Source records »
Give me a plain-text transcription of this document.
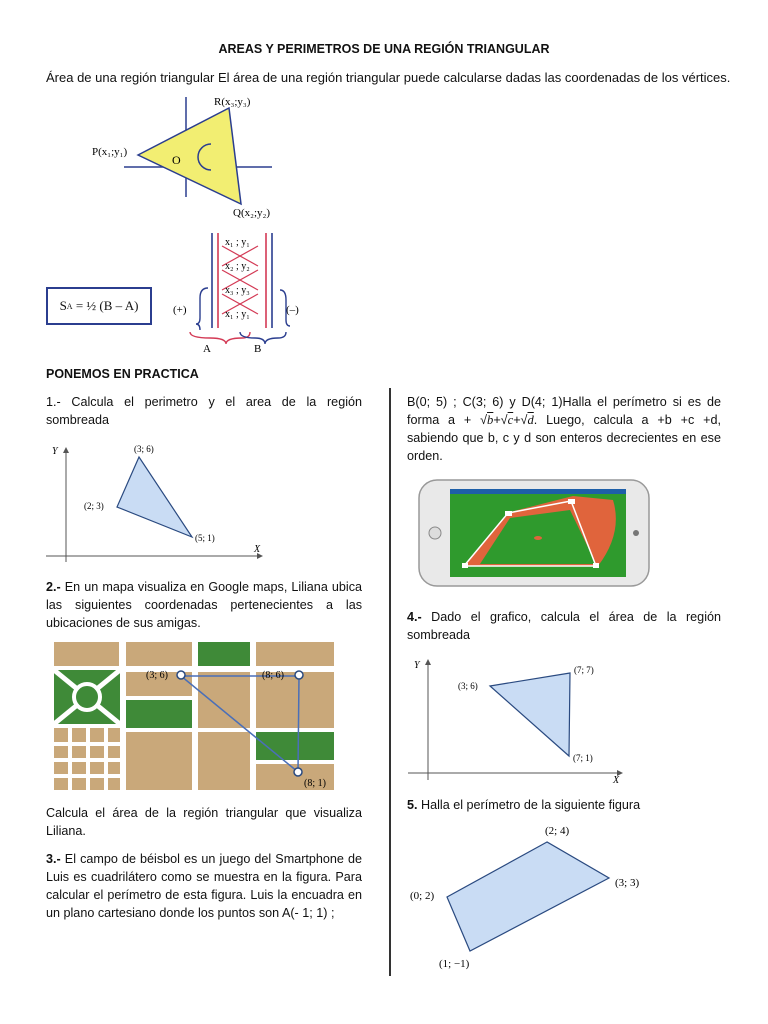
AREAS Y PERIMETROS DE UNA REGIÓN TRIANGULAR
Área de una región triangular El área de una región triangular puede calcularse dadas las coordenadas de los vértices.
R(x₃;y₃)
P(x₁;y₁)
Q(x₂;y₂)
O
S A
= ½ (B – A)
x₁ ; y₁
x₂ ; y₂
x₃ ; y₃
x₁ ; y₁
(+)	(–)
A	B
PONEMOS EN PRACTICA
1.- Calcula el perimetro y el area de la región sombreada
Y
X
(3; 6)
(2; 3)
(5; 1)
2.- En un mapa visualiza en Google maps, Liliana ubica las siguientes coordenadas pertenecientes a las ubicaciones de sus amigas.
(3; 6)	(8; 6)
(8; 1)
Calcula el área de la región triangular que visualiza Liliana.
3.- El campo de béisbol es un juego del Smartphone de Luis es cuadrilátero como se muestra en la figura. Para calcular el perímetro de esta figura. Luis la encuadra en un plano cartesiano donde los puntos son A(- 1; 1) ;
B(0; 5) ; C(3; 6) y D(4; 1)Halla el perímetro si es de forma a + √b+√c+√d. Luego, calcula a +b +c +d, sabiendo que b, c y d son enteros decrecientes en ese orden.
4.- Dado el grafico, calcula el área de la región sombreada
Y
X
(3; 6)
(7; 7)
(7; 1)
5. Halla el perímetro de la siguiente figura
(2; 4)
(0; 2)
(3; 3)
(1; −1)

Description of the task »
Read through the entries and copy each line in which "coordenadas" appears.

Solution to the problem »
Área de una región triangular El área de una región triangular puede calcularse dadas las coordenadas de los vértices.
2.- En un mapa visualiza en Google maps, Liliana ubica las siguientes coordenadas pertenecientes a las ubicaciones de sus amigas.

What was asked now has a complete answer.